Given request>
Write each record again exactly as it stands.
+ + +
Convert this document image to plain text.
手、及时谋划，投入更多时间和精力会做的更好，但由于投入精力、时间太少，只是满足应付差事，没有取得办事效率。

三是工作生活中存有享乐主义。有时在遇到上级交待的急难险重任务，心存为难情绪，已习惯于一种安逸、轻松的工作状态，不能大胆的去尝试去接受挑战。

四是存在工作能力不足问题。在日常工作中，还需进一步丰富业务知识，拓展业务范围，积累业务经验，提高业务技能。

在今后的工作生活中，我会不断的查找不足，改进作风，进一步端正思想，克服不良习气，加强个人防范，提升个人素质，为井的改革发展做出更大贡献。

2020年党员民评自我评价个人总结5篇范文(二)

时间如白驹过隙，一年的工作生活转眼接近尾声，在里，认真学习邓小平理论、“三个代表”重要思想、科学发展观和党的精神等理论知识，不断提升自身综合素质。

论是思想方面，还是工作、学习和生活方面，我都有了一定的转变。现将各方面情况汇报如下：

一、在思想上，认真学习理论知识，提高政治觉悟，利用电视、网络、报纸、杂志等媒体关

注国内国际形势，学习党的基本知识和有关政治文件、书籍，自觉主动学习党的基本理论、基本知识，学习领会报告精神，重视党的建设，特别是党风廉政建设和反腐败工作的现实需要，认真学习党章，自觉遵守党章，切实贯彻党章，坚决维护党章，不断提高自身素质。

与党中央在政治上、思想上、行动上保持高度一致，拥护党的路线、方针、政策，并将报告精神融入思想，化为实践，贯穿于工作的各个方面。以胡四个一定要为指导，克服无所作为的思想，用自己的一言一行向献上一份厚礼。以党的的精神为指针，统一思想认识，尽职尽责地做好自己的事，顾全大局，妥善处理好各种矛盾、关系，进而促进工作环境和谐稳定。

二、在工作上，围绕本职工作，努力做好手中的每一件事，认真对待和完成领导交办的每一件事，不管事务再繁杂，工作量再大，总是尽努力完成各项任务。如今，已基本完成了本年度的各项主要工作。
+ + +
Task response>
Convert this document image to plain text.
手、及时谋划，投入更多时间和精力会做的更好，但由于投入精力、时间太少，只是满足应付差事，没有取得办事效率。

三是工作生活中存有享乐主义。有时在遇到上级交待的急难险重任务，心存为难情绪，已习惯于一种安逸、轻松的工作状态，不能大胆的去尝试去接受挑战。

四是存在工作能力不足问题。在日常工作中，还需进一步丰富业务知识，拓展业务范围，积累业务经验，提高业务技能。

在今后的工作生活中，我会不断的查找不足，改进作风，进一步端正思想，克服不良习气，加强个人防范，提升个人素质，为井的改革发展做出更大贡献。

2020年党员民评自我评价个人总结5篇范文(二)

时间如白驹过隙，一年的工作生活转眼接近尾声，在里，认真学习邓小平理论、“三个代表”重要思想、科学发展观和党的精神等理论知识，不断提升自身综合素质。

论是思想方面，还是工作、学习和生活方面，我都有了一定的转变。现将各方面情况汇报如下：

一、在思想上，认真学习理论知识，提高政治觉悟，利用电视、网络、报纸、杂志等媒体关

注国内国际形势，学习党的基本知识和有关政治文件、书籍，自觉主动学习党的基本理论、基本知识，学习领会报告精神，重视党的建设，特别是党风廉政建设和反腐败工作的现实需要，认真学习党章，自觉遵守党章，切实贯彻党章，坚决维护党章，不断提高自身素质。

与党中央在政治上、思想上、行动上保持高度一致，拥护党的路线、方针、政策，并将报告精神融入思想，化为实践，贯穿于工作的各个方面。以胡四个一定要为指导，克服无所作为的思想，用自己的一言一行向献上一份厚礼。以党的的精神为指针，统一思想认识，尽职尽责地做好自己的事，顾全大局，妥善处理好各种矛盾、关系，进而促进工作环境和谐稳定。

二、在工作上，围绕本职工作，努力做好手中的每一件事，认真对待和完成领导交办的每一件事，不管事务再繁杂，工作量再大，总是尽努力完成各项任务。如今，已基本完成了本年度的各项主要工作。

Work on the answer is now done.